— Task details —
Every entry here needs to be repeated exactly.

——————————

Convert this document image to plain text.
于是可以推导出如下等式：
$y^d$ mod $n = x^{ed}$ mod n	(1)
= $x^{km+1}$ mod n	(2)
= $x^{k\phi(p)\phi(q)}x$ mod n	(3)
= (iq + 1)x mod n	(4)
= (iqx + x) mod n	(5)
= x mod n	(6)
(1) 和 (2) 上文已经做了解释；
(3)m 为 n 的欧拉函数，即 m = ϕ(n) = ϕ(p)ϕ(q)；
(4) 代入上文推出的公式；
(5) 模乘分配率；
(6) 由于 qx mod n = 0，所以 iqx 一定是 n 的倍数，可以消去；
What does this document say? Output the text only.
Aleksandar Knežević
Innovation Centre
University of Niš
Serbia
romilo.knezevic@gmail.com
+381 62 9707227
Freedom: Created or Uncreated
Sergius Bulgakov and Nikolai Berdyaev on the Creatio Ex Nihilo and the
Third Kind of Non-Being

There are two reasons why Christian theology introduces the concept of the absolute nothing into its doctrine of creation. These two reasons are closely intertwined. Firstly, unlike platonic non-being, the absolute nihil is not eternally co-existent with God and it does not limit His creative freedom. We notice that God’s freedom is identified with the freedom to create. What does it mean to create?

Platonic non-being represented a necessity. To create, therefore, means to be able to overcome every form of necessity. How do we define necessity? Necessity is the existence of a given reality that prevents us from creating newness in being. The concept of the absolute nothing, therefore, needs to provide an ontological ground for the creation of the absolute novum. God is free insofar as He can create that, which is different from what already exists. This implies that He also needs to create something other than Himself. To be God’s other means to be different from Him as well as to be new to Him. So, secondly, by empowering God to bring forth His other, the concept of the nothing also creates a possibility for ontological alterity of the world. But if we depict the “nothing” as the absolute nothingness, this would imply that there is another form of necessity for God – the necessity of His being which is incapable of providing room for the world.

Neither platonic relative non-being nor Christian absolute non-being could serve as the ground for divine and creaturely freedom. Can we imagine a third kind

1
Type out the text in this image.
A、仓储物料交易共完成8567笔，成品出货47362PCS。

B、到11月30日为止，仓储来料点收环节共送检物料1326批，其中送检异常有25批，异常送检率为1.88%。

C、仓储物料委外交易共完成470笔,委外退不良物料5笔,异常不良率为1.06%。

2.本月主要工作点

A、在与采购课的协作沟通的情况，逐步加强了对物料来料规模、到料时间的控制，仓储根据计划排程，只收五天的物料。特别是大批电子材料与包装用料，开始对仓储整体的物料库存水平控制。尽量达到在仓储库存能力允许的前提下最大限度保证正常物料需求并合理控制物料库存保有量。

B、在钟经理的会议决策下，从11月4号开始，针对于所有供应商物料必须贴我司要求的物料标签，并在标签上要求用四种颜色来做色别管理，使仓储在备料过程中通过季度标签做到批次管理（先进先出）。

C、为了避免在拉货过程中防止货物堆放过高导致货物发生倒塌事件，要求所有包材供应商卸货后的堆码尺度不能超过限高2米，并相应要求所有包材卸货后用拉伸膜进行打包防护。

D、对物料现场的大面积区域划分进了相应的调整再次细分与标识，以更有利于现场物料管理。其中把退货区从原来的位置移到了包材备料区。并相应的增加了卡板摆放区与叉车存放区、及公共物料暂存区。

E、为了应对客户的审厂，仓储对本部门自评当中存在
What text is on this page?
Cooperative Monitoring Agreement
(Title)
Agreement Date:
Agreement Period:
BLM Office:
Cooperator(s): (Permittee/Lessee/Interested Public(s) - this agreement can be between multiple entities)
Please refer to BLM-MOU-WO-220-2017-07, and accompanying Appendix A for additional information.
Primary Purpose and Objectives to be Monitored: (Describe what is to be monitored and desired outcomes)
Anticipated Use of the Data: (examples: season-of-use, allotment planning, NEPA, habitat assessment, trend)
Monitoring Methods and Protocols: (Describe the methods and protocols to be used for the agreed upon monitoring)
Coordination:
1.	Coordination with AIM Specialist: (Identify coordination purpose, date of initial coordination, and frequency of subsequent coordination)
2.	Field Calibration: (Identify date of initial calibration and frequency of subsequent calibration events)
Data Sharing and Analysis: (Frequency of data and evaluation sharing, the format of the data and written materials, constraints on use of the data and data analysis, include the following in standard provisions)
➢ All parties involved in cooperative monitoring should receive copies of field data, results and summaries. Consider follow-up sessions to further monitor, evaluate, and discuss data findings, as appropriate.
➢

——————————

— Answer to the problem —
Convert this document image to plain text.
于是可以推导出如下等式：
$y^d$ mod $n = x^{ed}$ mod n	(1)
= $x^{km+1}$ mod n	(2)
= $x^{k\phi(p)\phi(q)}x$ mod n	(3)
= (iq + 1)x mod n	(4)
= (iqx + x) mod n	(5)
= x mod n	(6)
(1) 和 (2) 上文已经做了解释；
(3)m 为 n 的欧拉函数，即 m = ϕ(n) = ϕ(p)ϕ(q)；
(4) 代入上文推出的公式；
(5) 模乘分配率；
(6) 由于 qx mod n = 0，所以 iqx 一定是 n 的倍数，可以消去；
What does this document say? Output the text only.
Aleksandar Knežević
Innovation Centre
University of Niš
Serbia
romilo.knezevic@gmail.com
+381 62 9707227
Freedom: Created or Uncreated
Sergius Bulgakov and Nikolai Berdyaev on the Creatio Ex Nihilo and the
Third Kind of Non-Being

There are two reasons why Christian theology introduces the concept of the absolute nothing into its doctrine of creation. These two reasons are closely intertwined. Firstly, unlike platonic non-being, the absolute nihil is not eternally co-existent with God and it does not limit His creative freedom. We notice that God’s freedom is identified with the freedom to create. What does it mean to create?

Platonic non-being represented a necessity. To create, therefore, means to be able to overcome every form of necessity. How do we define necessity? Necessity is the existence of a given reality that prevents us from creating newness in being. The concept of the absolute nothing, therefore, needs to provide an ontological ground for the creation of the absolute novum. God is free insofar as He can create that, which is different from what already exists. This implies that He also needs to create something other than Himself. To be God’s other means to be different from Him as well as to be new to Him. So, secondly, by empowering God to bring forth His other, the concept of the nothing also creates a possibility for ontological alterity of the world. But if we depict the “nothing” as the absolute nothingness, this would imply that there is another form of necessity for God – the necessity of His being which is incapable of providing room for the world.

Neither platonic relative non-being nor Christian absolute non-being could serve as the ground for divine and creaturely freedom. Can we imagine a third kind

1
Type out the text in this image.
A、仓储物料交易共完成8567笔，成品出货47362PCS。

B、到11月30日为止，仓储来料点收环节共送检物料1326批，其中送检异常有25批，异常送检率为1.88%。

C、仓储物料委外交易共完成470笔,委外退不良物料5笔,异常不良率为1.06%。

2.本月主要工作点

A、在与采购课的协作沟通的情况，逐步加强了对物料来料规模、到料时间的控制，仓储根据计划排程，只收五天的物料。特别是大批电子材料与包装用料，开始对仓储整体的物料库存水平控制。尽量达到在仓储库存能力允许的前提下最大限度保证正常物料需求并合理控制物料库存保有量。

B、在钟经理的会议决策下，从11月4号开始，针对于所有供应商物料必须贴我司要求的物料标签，并在标签上要求用四种颜色来做色别管理，使仓储在备料过程中通过季度标签做到批次管理（先进先出）。

C、为了避免在拉货过程中防止货物堆放过高导致货物发生倒塌事件，要求所有包材供应商卸货后的堆码尺度不能超过限高2米，并相应要求所有包材卸货后用拉伸膜进行打包防护。

D、对物料现场的大面积区域划分进了相应的调整再次细分与标识，以更有利于现场物料管理。其中把退货区从原来的位置移到了包材备料区。并相应的增加了卡板摆放区与叉车存放区、及公共物料暂存区。

E、为了应对客户的审厂，仓储对本部门自评当中存在
What text is on this page?
Cooperative Monitoring Agreement
(Title)
Agreement Date:
Agreement Period:
BLM Office:
Cooperator(s): (Permittee/Lessee/Interested Public(s) - this agreement can be between multiple entities)
Please refer to BLM-MOU-WO-220-2017-07, and accompanying Appendix A for additional information.
Primary Purpose and Objectives to be Monitored: (Describe what is to be monitored and desired outcomes)
Anticipated Use of the Data: (examples: season-of-use, allotment planning, NEPA, habitat assessment, trend)
Monitoring Methods and Protocols: (Describe the methods and protocols to be used for the agreed upon monitoring)
Coordination:
1.	Coordination with AIM Specialist: (Identify coordination purpose, date of initial coordination, and frequency of subsequent coordination)
2.	Field Calibration: (Identify date of initial calibration and frequency of subsequent calibration events)
Data Sharing and Analysis: (Frequency of data and evaluation sharing, the format of the data and written materials, constraints on use of the data and data analysis, include the following in standard provisions)
➢ All parties involved in cooperative monitoring should receive copies of field data, results and summaries. Consider follow-up sessions to further monitor, evaluate, and discuss data findings, as appropriate.
➢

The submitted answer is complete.